● The exercise
Find every line of the listing below where "Hispanic" appears, and copy it.

● Exercise inputs
_ _ _ _ _ _ _
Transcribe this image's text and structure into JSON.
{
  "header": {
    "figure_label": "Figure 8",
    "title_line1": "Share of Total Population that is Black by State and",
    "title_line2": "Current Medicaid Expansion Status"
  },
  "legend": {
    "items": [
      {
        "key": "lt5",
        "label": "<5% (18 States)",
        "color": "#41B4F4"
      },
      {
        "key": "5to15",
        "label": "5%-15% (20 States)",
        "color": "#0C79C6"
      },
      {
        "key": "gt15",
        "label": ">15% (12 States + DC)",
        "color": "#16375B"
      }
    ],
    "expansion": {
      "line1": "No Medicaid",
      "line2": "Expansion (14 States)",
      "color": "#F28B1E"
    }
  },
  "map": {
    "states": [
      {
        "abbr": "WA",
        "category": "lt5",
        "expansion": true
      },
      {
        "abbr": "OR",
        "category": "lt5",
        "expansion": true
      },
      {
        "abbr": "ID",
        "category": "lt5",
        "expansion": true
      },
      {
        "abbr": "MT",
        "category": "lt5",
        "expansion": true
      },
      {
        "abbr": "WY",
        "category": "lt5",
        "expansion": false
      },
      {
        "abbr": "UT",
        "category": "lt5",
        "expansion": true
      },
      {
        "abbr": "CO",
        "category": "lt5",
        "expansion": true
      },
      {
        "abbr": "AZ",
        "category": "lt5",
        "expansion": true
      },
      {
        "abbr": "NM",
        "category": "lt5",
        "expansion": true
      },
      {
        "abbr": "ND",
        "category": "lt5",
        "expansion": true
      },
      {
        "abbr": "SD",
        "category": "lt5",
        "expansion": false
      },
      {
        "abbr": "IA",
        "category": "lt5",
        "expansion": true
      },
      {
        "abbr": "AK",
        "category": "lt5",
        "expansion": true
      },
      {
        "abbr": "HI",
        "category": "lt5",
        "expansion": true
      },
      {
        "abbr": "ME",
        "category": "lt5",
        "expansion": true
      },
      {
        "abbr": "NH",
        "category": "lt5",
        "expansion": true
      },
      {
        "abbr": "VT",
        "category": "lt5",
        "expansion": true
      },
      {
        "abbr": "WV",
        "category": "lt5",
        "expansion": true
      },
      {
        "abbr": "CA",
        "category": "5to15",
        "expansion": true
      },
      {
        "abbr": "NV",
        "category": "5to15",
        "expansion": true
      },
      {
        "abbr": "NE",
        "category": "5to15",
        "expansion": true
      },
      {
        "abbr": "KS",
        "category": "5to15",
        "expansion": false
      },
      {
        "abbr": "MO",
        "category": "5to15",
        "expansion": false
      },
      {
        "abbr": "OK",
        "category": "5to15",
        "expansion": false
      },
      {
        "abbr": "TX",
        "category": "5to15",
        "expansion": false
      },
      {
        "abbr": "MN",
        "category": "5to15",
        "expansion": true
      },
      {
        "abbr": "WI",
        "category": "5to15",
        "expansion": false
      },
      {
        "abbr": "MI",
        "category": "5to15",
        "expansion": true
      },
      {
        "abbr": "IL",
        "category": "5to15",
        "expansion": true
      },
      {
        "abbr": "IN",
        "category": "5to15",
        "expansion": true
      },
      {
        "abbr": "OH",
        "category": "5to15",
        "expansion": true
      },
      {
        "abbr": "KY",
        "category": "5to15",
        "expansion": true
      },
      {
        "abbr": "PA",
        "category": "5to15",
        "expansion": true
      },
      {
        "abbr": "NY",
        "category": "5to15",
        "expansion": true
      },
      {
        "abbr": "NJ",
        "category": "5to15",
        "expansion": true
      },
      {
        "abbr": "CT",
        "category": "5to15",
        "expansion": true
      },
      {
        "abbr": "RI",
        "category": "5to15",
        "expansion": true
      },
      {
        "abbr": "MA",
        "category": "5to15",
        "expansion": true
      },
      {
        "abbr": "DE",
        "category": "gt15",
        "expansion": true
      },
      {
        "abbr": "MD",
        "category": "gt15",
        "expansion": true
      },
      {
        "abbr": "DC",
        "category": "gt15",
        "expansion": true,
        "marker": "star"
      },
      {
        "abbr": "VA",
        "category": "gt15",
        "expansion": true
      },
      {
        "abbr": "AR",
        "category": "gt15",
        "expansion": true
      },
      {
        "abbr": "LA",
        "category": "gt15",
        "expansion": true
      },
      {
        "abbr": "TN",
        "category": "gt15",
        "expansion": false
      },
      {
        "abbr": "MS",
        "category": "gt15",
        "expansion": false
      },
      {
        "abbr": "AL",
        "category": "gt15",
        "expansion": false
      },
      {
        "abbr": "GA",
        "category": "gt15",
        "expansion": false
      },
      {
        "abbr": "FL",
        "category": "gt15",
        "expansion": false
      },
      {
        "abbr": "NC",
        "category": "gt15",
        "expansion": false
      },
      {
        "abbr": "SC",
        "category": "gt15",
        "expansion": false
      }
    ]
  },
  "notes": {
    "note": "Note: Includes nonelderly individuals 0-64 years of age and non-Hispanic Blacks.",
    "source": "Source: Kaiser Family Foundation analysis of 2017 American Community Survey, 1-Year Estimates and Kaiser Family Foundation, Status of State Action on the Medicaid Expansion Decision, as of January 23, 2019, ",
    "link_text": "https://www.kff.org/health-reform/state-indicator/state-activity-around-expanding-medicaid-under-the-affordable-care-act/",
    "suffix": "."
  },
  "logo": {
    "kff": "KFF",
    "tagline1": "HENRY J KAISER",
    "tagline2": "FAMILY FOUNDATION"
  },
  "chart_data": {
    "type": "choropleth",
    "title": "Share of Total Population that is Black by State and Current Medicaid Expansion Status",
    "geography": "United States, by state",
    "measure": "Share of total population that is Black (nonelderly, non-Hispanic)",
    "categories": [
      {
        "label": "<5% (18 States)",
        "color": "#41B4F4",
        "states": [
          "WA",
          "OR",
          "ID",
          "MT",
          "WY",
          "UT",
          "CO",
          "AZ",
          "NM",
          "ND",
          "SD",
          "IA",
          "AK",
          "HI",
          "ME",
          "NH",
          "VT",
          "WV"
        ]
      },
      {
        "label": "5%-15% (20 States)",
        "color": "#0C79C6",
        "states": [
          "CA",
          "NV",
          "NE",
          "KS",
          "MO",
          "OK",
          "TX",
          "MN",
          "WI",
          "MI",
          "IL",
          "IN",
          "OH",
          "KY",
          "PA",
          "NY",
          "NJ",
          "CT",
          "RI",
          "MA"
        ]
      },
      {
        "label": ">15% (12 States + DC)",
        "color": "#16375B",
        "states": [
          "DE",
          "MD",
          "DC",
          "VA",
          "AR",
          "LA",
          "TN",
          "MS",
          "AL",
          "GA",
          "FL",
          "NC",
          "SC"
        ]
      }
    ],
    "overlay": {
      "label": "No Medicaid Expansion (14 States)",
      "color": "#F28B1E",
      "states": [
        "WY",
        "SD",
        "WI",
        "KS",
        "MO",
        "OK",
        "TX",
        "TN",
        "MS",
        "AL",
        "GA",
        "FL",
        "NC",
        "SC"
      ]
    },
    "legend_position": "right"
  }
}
_ _ _ _ _ _ _
● Task answer
    "note": "Note: Includes nonelderly individuals 0-64 years of age and non-Hispanic Blacks.",
    "measure": "Share of total population that is Black (nonelderly, non-Hispanic)",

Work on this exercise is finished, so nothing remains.